### Exercise brief
From the records below, copy every line that contains the word "bathing".

(Records of document pages)

=====

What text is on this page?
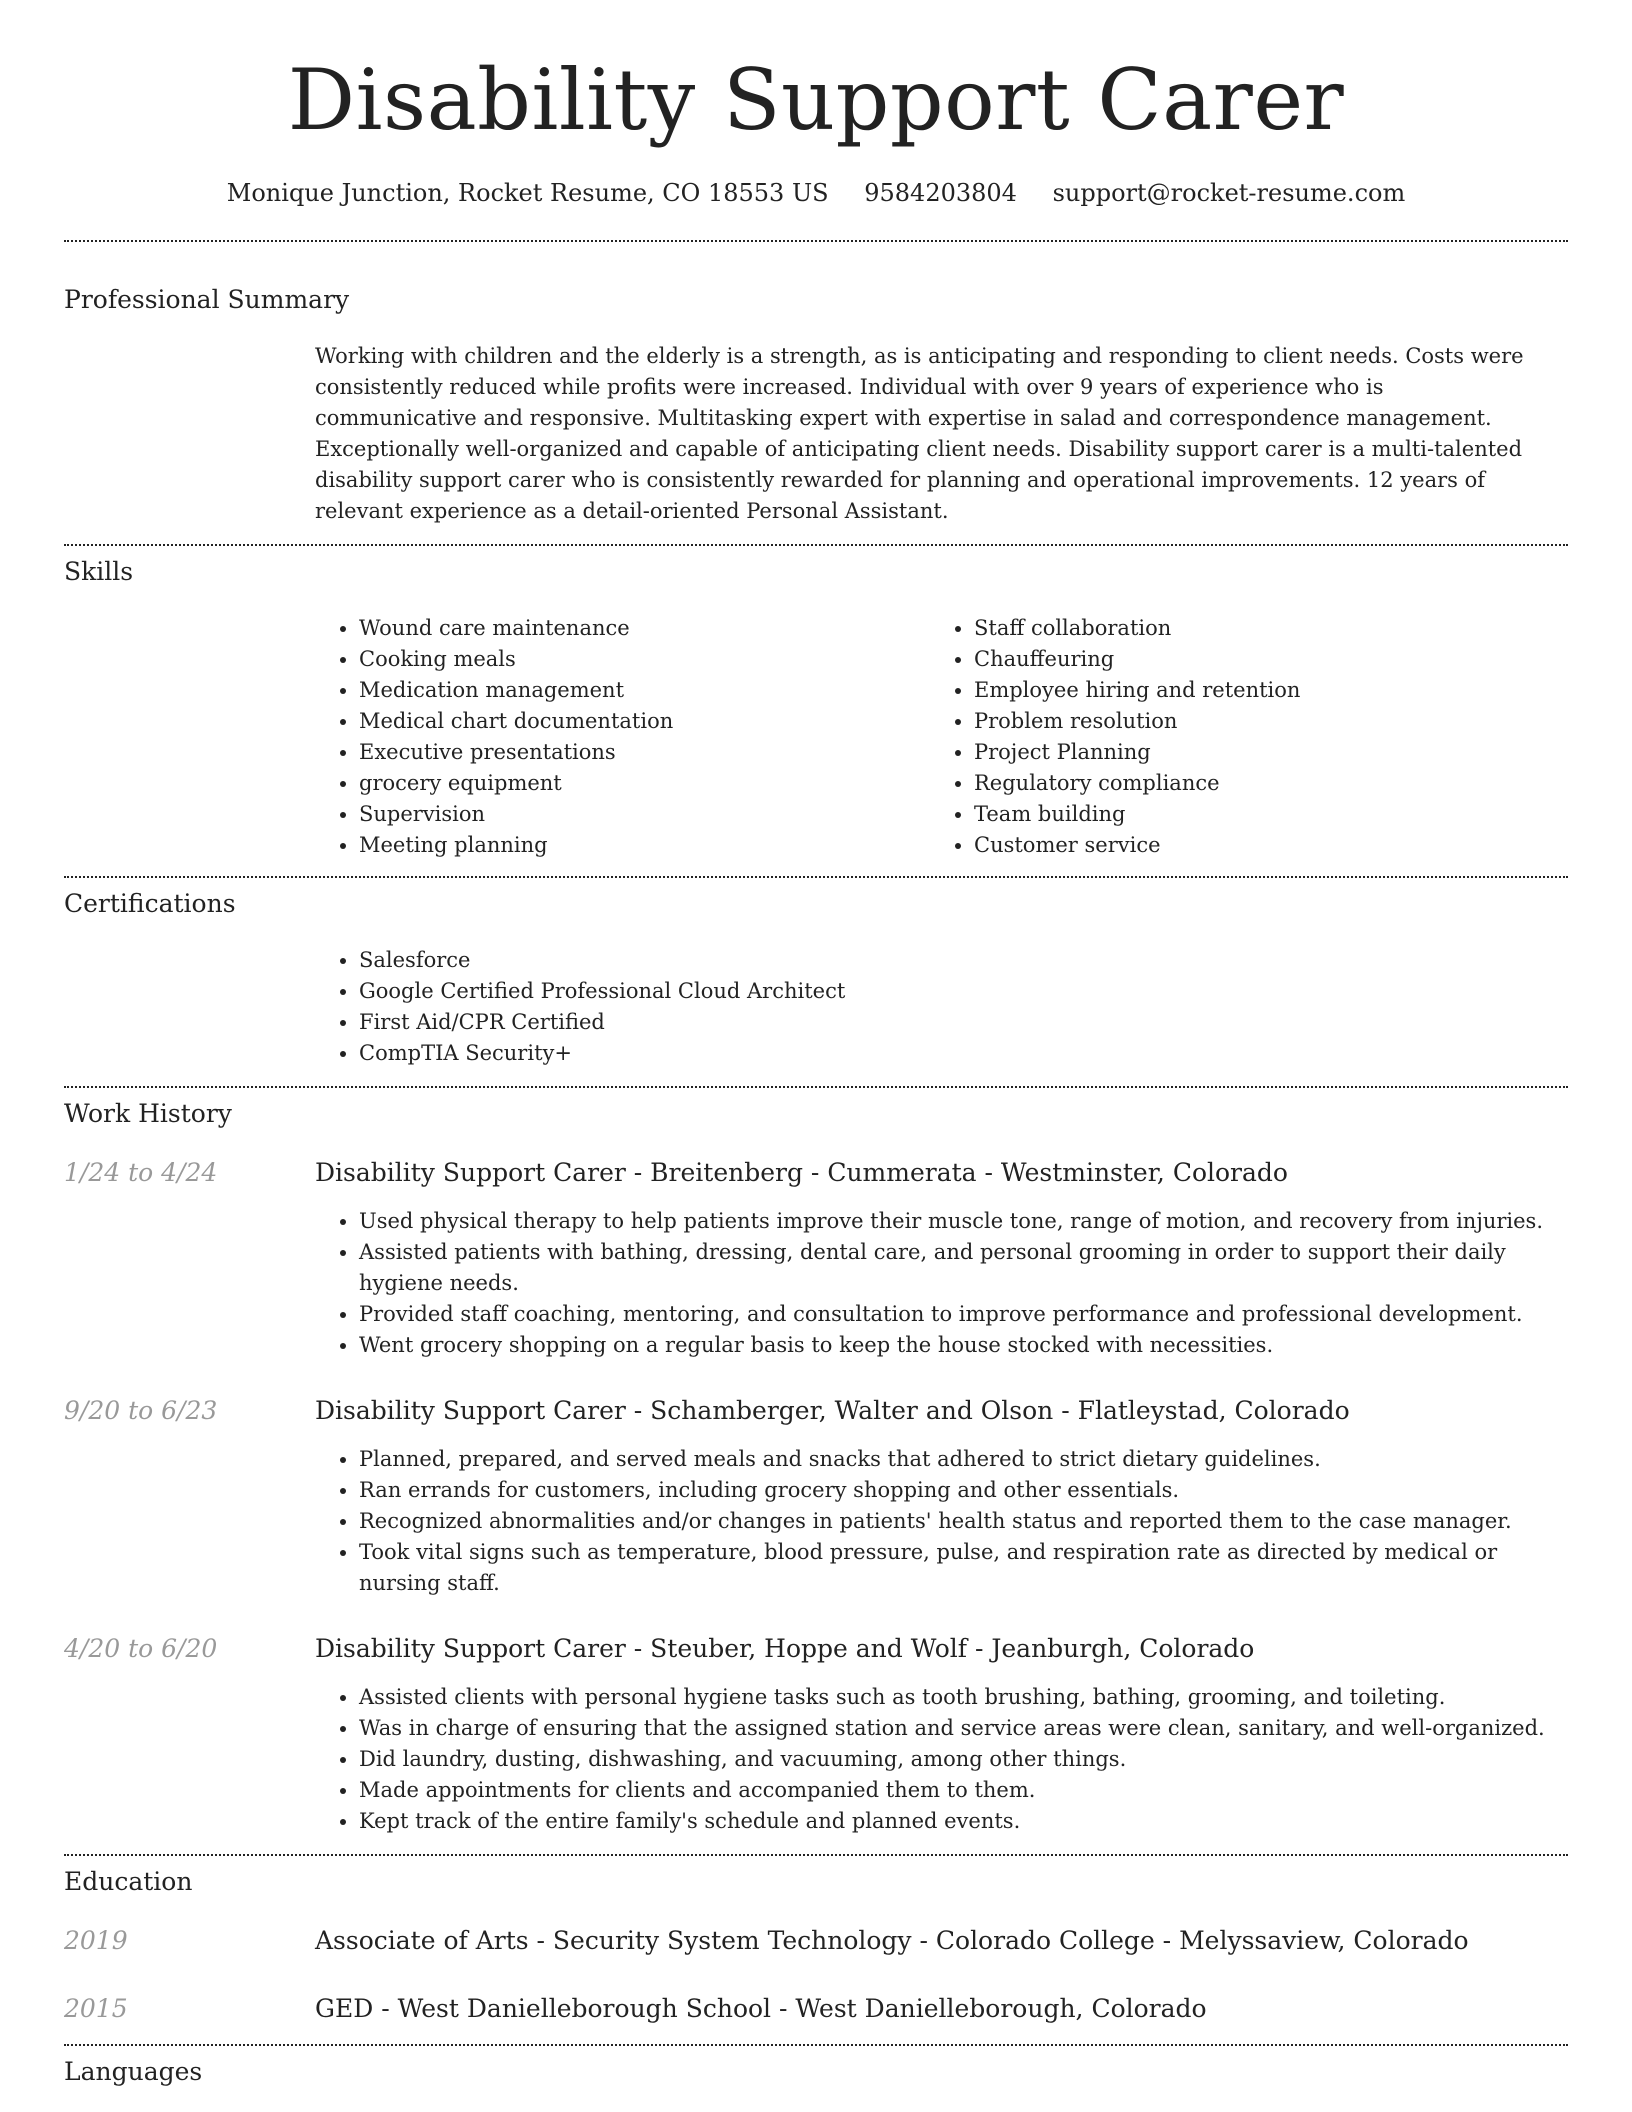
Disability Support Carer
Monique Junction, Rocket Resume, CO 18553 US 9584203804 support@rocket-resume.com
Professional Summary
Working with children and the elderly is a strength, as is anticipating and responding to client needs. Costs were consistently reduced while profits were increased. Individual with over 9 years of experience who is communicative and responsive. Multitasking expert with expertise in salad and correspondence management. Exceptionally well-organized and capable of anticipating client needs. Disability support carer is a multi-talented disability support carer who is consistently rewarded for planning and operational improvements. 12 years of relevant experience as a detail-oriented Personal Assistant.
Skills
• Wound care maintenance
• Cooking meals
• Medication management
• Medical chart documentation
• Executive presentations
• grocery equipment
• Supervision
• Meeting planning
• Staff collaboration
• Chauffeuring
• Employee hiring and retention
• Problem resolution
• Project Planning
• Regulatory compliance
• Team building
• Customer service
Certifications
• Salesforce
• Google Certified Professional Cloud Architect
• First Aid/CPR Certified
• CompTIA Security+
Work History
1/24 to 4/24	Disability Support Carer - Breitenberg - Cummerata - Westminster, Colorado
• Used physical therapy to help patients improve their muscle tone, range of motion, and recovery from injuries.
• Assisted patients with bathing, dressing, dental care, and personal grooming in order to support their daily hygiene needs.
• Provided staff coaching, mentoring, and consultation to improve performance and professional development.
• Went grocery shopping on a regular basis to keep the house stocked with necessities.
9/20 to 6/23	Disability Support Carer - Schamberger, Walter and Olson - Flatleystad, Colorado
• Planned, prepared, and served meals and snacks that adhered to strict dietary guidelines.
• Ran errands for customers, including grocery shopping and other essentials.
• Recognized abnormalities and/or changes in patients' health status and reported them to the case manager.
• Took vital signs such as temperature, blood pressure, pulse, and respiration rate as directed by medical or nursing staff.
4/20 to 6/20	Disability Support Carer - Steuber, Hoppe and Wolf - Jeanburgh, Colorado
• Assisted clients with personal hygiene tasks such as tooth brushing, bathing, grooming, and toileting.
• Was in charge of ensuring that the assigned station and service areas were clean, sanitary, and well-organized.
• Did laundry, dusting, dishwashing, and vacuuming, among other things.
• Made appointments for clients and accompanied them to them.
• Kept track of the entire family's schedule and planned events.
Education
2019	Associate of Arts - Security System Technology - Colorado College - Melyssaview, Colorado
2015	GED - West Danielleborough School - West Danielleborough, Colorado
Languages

=====

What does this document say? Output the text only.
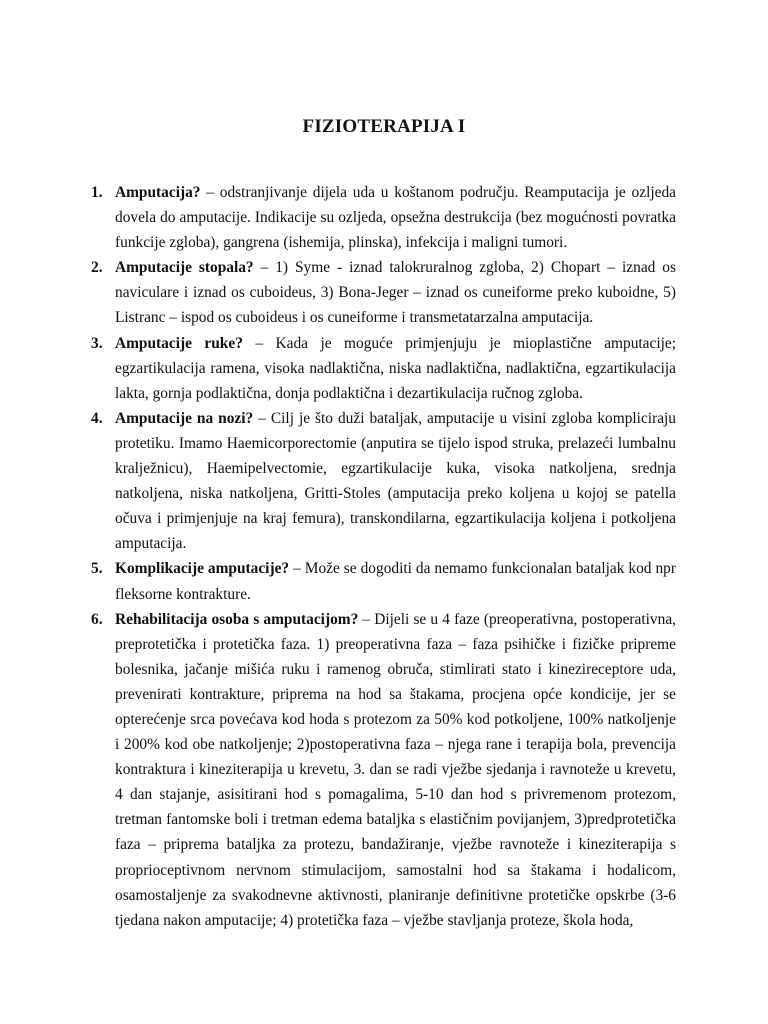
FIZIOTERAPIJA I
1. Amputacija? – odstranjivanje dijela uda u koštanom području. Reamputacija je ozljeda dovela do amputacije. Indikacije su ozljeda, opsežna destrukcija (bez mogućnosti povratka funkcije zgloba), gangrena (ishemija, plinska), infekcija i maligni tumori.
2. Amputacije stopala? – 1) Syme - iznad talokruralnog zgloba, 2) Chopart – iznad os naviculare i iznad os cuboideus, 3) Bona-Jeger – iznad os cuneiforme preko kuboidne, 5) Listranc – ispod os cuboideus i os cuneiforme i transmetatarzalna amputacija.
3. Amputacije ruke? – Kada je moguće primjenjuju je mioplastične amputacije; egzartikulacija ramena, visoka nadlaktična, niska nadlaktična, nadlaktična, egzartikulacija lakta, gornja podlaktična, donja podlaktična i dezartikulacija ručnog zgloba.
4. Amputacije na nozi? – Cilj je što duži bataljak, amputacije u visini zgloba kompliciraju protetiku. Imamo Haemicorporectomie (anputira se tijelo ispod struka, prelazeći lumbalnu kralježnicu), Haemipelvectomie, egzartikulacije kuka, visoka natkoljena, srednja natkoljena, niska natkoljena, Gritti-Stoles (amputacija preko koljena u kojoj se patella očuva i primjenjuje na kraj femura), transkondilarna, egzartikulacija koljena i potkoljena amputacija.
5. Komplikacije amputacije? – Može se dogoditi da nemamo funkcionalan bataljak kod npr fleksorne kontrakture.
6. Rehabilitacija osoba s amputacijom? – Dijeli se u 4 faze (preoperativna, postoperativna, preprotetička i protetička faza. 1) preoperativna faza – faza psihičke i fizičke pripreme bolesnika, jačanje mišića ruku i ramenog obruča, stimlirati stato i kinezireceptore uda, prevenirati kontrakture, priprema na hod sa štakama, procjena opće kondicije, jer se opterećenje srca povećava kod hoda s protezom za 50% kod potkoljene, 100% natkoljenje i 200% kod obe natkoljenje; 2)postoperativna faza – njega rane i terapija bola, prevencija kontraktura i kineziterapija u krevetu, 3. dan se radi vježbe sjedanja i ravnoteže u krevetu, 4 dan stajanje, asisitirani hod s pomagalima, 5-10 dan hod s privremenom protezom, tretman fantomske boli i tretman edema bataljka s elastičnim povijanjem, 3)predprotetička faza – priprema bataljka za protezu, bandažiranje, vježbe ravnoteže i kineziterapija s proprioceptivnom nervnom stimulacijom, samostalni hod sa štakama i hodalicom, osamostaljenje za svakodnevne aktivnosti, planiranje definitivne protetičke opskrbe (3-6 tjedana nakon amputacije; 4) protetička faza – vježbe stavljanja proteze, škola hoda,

=====

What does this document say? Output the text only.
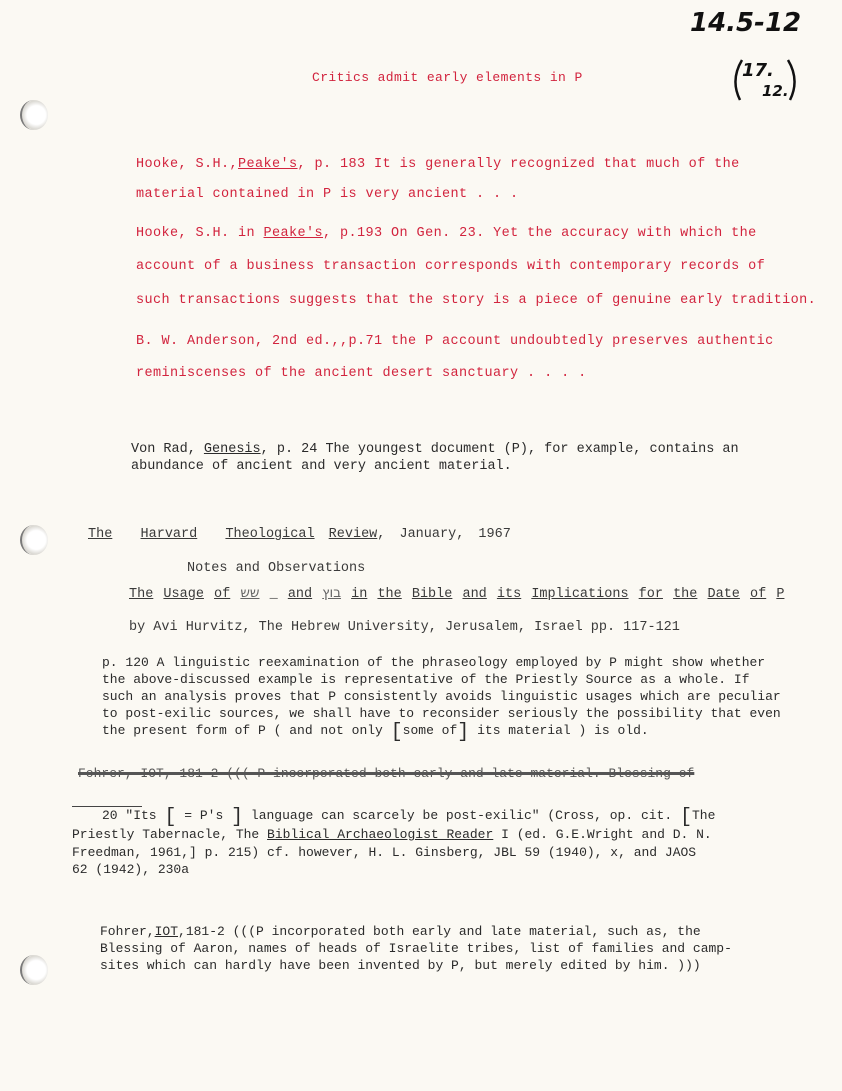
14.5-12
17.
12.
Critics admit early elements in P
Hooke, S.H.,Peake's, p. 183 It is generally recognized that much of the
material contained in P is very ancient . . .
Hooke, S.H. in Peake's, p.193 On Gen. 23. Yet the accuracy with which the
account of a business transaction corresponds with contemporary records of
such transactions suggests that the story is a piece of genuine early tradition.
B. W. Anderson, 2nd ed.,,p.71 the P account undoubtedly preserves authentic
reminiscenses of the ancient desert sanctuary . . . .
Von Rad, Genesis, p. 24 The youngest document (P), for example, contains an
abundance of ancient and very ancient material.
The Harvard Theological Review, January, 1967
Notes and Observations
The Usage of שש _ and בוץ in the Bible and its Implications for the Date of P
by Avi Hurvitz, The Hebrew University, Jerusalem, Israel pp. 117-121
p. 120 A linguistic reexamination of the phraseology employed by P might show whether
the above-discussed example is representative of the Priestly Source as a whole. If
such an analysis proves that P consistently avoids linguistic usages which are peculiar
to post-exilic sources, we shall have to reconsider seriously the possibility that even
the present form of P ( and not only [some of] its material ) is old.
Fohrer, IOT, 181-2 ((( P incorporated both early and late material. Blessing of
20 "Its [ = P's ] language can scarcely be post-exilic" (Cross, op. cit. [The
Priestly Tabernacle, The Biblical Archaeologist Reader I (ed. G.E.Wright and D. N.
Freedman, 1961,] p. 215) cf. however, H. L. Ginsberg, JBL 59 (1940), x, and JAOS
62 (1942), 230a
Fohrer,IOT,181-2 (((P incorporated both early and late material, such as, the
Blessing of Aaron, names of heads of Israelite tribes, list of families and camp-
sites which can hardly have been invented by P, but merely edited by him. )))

=====

### Solution to the problem
• Assisted patients with bathing, dressing, dental care, and personal grooming in order to support their daily hygiene needs.
• Assisted clients with personal hygiene tasks such as tooth brushing, bathing, grooming, and toileting.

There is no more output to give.